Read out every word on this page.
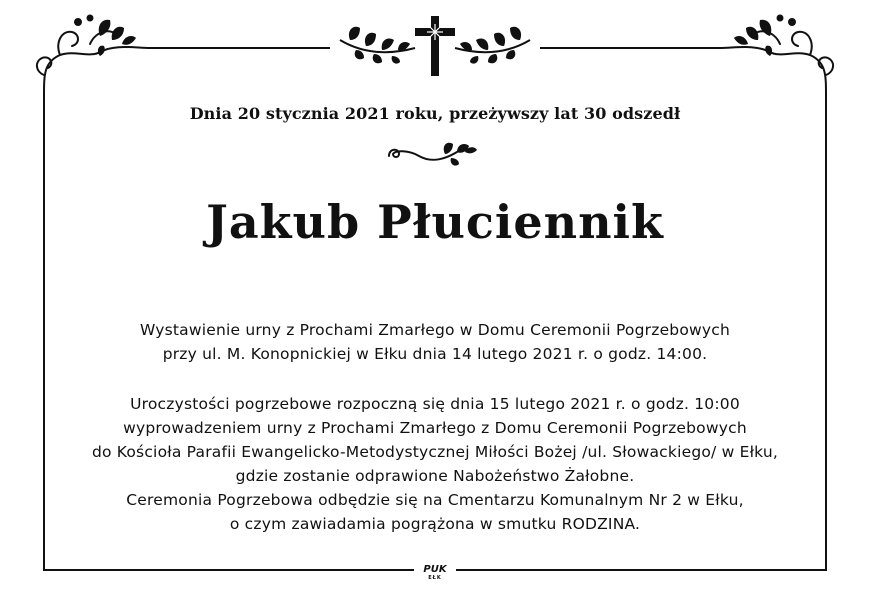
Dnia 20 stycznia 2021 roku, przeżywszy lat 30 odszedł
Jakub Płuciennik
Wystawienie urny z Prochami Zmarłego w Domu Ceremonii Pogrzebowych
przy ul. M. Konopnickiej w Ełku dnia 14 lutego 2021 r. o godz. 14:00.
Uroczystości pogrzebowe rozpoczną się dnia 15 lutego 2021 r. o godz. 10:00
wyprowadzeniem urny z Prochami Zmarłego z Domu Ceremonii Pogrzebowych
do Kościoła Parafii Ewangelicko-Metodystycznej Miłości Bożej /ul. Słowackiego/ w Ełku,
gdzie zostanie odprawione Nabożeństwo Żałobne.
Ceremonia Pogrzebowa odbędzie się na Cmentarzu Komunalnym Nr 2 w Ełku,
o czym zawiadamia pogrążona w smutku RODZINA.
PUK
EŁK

_ _ _ _ _

**What you need to do**
None of the pictures should appear; repeat the records exactly otherwise.

**Solution for this task**
Read out every word on this page.
Dnia 20 stycznia 2021 roku, przeżywszy lat 30 odszedł
Jakub Płuciennik
Wystawienie urny z Prochami Zmarłego w Domu Ceremonii Pogrzebowych
przy ul. M. Konopnickiej w Ełku dnia 14 lutego 2021 r. o godz. 14:00.
Uroczystości pogrzebowe rozpoczną się dnia 15 lutego 2021 r. o godz. 10:00
wyprowadzeniem urny z Prochami Zmarłego z Domu Ceremonii Pogrzebowych
do Kościoła Parafii Ewangelicko-Metodystycznej Miłości Bożej /ul. Słowackiego/ w Ełku,
gdzie zostanie odprawione Nabożeństwo Żałobne.
Ceremonia Pogrzebowa odbędzie się na Cmentarzu Komunalnym Nr 2 w Ełku,
o czym zawiadamia pogrążona w smutku RODZINA.
PUK
EŁK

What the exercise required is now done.